Work required:
Only the number is wanted: count the lines that include the word "Landtagswahl".

# Supplied records start

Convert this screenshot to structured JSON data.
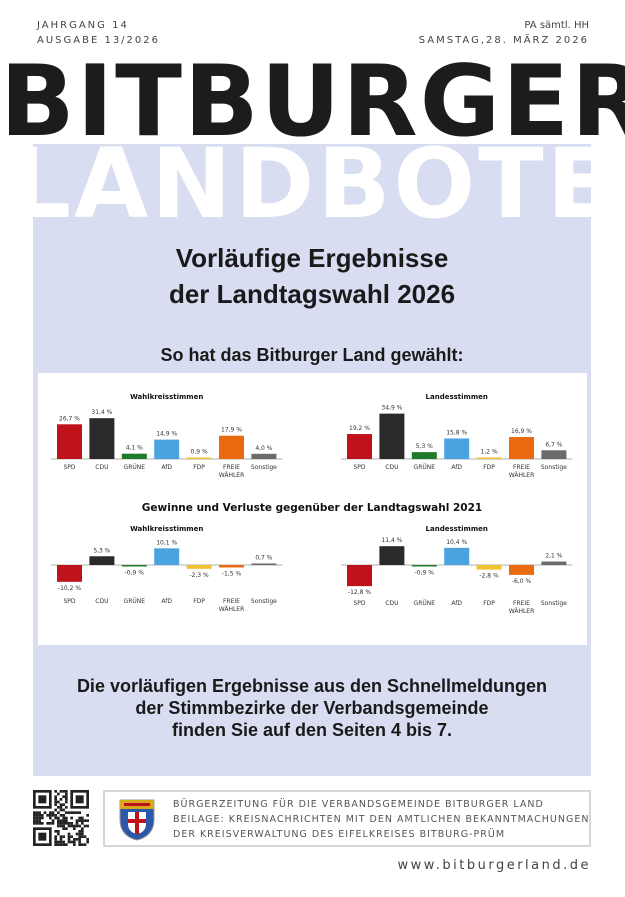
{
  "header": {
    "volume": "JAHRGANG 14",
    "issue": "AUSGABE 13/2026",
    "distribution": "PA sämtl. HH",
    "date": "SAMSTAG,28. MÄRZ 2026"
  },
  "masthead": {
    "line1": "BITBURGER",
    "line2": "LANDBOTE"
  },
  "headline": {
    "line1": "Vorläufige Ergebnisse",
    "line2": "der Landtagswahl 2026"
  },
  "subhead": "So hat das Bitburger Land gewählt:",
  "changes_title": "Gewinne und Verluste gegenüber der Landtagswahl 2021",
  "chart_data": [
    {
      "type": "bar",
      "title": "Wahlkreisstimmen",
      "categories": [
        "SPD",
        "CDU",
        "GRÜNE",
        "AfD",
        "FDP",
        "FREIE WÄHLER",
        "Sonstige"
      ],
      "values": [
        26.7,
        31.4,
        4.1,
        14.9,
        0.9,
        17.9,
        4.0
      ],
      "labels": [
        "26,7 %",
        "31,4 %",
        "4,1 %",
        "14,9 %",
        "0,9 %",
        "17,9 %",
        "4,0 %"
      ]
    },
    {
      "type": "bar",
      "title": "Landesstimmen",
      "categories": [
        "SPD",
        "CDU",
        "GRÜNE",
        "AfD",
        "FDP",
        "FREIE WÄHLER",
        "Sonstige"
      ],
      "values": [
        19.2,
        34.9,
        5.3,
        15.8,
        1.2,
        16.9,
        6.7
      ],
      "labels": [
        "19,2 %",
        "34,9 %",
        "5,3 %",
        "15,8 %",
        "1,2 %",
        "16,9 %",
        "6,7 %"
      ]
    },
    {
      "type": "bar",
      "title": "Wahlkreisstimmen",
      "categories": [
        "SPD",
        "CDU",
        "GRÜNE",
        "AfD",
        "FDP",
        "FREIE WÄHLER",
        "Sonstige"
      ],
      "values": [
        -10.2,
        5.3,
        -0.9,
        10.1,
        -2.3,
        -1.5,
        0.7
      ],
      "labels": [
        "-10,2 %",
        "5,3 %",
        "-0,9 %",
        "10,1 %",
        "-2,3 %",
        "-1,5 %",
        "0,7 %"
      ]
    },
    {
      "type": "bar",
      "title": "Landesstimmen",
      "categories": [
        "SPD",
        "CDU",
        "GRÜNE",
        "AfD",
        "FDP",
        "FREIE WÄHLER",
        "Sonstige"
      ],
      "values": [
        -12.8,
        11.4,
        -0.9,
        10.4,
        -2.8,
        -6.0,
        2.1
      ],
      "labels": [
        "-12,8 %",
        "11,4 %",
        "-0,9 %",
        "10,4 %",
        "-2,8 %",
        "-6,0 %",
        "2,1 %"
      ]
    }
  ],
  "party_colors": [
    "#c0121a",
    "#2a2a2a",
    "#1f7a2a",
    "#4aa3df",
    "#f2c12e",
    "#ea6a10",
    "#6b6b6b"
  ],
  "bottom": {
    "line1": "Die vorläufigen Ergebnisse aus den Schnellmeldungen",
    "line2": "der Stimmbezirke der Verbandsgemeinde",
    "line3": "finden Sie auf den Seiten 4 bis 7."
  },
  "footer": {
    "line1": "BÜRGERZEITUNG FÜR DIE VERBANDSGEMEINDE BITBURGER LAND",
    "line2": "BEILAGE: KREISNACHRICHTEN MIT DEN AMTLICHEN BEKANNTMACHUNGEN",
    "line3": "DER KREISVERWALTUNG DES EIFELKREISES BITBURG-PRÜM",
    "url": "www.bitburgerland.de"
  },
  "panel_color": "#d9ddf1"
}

# Supplied records end

Task response:
2